* Data shown
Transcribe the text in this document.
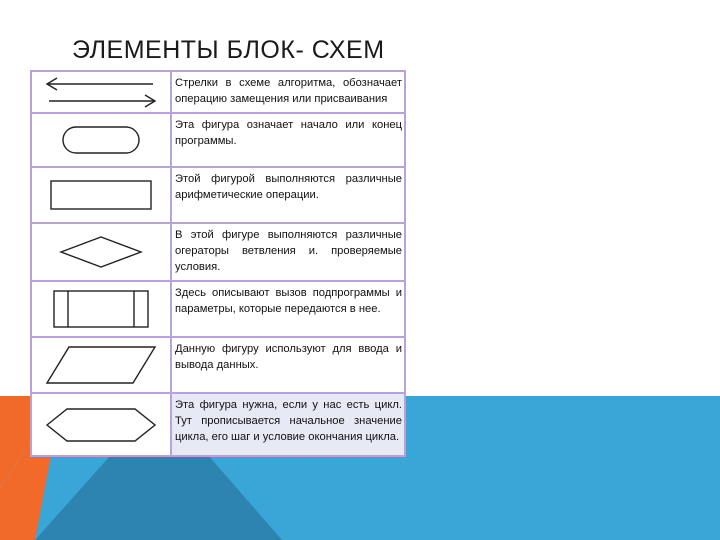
ЭЛЕМЕНТЫ БЛОК- СХЕМ
Стрелки в схеме алгоритма, обозначает операцию замещения или присваивания
Эта фигура означает начало или конец программы.
Этой фигурой выполняются различные арифметические операции.
В этой фигуре выполняются различные огераторы ветвления и. проверяемые условия.
Здесь описывают вызов подпрограммы и параметры, которые передаются в нее.
Данную фигуру используют для ввода и вывода данных.
Эта фигура нужна, если у нас есть цикл. Тут прописывается начальное значение цикла, его шаг и условие окончания цикла.
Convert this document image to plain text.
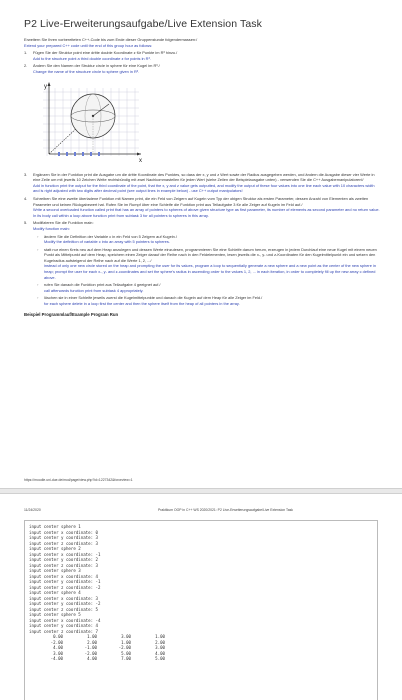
P2 Live-Erweiterungsaufgabe/Live Extension Task
Erweitern Sie Ihren vorbereiteten C++-Code bis zum Ende dieser Gruppenstunde folgendermassen:/
Extend your prepared C++ code until the end of this group hour as follows:
1.	Fügen Sie der Struktur point eine dritte double Koordinate z für Punkte im R³ hinzu./
Add to the structure point a third double coordinate z for points in R³.
2.	Ändern Sie den Namen der Struktur circle in sphere für eine Kugel im R³./
Change the name of the structure circle to sphere given in R³.
y
x
3.	Ergänzen Sie in der Funktion print die Ausgabe um die dritte Koordinate des Punktes, so dass der x, y und z Wert sowie der Radius ausgegeben werden, und ändern die Ausgabe dieser vier Werte in eine Zeile um mit jeweils 10 Zeichen Weite rechtsbündig mit zwei Nachkommastellen für jeden Wert (siehe Zeilen der Beispielausgabe unten) - verwenden Sie die C++ Ausgabemanipulatoren!/
Add in function print the output for the third coordinate of the point, that the x, y and z value gets outputted, and modify the output of these four values into one line each value with 10 characters width and is right adjusted with two digits after decimal point (see output lines in example below) - use C++ output manipulators!
4.	Schreiben Sie eine zweite überladene Funktion mit Namen print, die ein Feld von Zeigern auf Kugeln vom Typ der obigen Struktur als ersten Parameter, dessen Anzahl von Elementen als zweiten Parameter und keinen Rückgabewert hat. Rufen Sie im Rumpf über eine Schleife die Funktion print aus Teilaufgabe 3 für alle Zeiger auf Kugeln im Feld auf./
Write a second overloaded function called print that has an array of pointers to spheres of above given structure type as first parameter, its number of elements as second parameter and no return value. In its body call within a loop above function print from subtask 3 for all pointers to spheres in this array.
5.	Modifizieren Sie die Funktion main:
Modify function main:
◦	ändern Sie die Definition der Variable c in ein Feld von 5 Zeigern auf Kugeln./
Modify the definition of variable c into an array with 5 pointers to spheres.
◦	statt nur einen Kreis neu auf dem Heap anzulegen und dessen Werte einzulesen, programmieren Sie eine Schleife darum herum, erzeugen in jedem Durchlauf eine neue Kugel mit einem neuen Punkt als Mittelpunkt auf dem Heap, speichern einen Zeiger darauf der Reihe nach in den Feldelementen, lesen jeweils die x-, y- und z-Koordinaten für den Kugelmittelpunkt ein und setzen den Kugelradius aufsteigend der Reihe nach auf die Werte 1, 2, .../
instead of only one new circle stored on the heap and prompting the user for its values, program a loop to sequentially generate a new sphere and a new point as the center of the new sphere in heap; prompt the user for each x-, y- and z-coordinates and set the sphere's radius in ascending order to the values 1, 2, ... in each iteration, in order to completely fill up the new array c defined above.
◦	rufen Sie danach die Funktion print aus Teilaufgabe 4 geeignet auf./
call afterwards function print from subtask 4 appropriately.
◦	löschen sie in einer Schleife jeweils zuerst die Kugelmittelpunkte und danach die Kugeln auf dem Heap für alle Zeiger im Feld./
for each sphere delete in a loop first the center and then the sphere itself from the heap of all pointers in the array.
Beispiel Programmlauf/Example Program Run
https://moodle.uni-due.de/mod/page/view.php?id=1227342&forceview=1
11/24/2020	Praktikum OOP in C++ WS 2020/2021: P2 Live-Erweiterungsaufgabe/Live Extension Task
input center sphere 1
input center x coordinate: 0
input center y coordinate: 3
input center z coordinate: 3
input center sphere 2
input center x coordinate: -1
input center y coordinate: 2
input center z coordinate: 3
input center sphere 3
input center x coordinate: 4
input center y coordinate: -1
input center z coordinate: -2
input center sphere 4
input center x coordinate: 3
input center y coordinate: -2
input center z coordinate: 5
input center sphere 5
input center x coordinate: -4
input center y coordinate: 4
input center z coordinate: 7
0.00	1.00	3.00	1.00
-2.00	2.00	1.00	2.00
4.00	-1.00	-2.00	3.00
3.00	-2.00	5.00	4.00
-4.00	4.00	7.00	5.00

* Task directions
Search the entries for the string "Live" and collect each line that has it.

* Right answer
P2 Live-Erweiterungsaufgabe/Live Extension Task
11/24/2020	Praktikum OOP in C++ WS 2020/2021: P2 Live-Erweiterungsaufgabe/Live Extension Task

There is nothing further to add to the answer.